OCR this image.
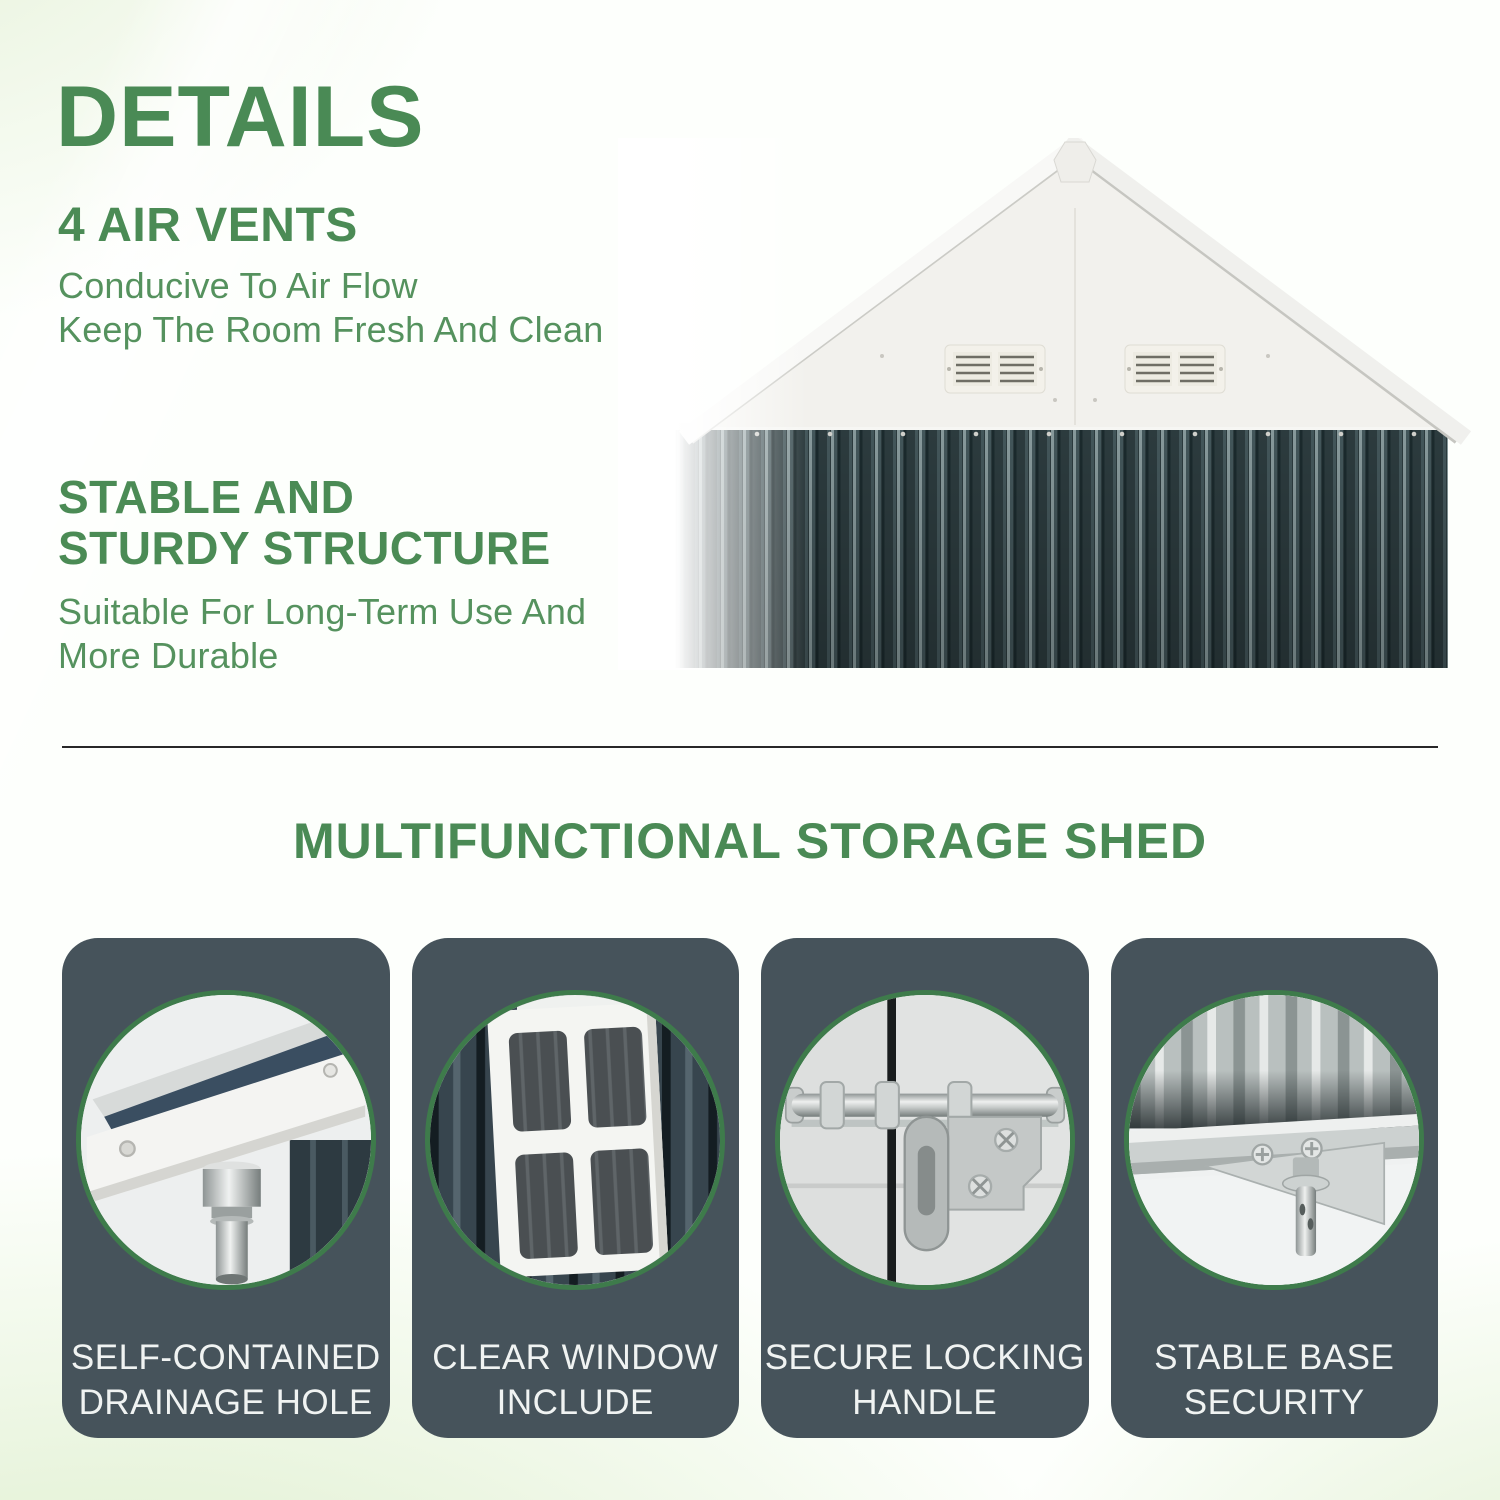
DETAILS
4 AIR VENTS
Conducive To Air Flow
Keep The Room Fresh And Clean
STABLE AND
STURDY STRUCTURE
Suitable For Long-Term Use And
More Durable
MULTIFUNCTIONAL STORAGE SHED
SELF-CONTAINED
DRAINAGE HOLE
CLEAR WINDOW
INCLUDE
SECURE LOCKING
HANDLE
STABLE BASE
SECURITY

################

**Task to complete**
Quote everything in the listing above exactly; pictures are the only thing to omit.

**Solved problem**
OCR this image.
DETAILS
4 AIR VENTS
Conducive To Air Flow
Keep The Room Fresh And Clean
STABLE AND
STURDY STRUCTURE
Suitable For Long-Term Use And
More Durable
MULTIFUNCTIONAL STORAGE SHED
SELF-CONTAINED
DRAINAGE HOLE
CLEAR WINDOW
INCLUDE
SECURE LOCKING
HANDLE
STABLE BASE
SECURITY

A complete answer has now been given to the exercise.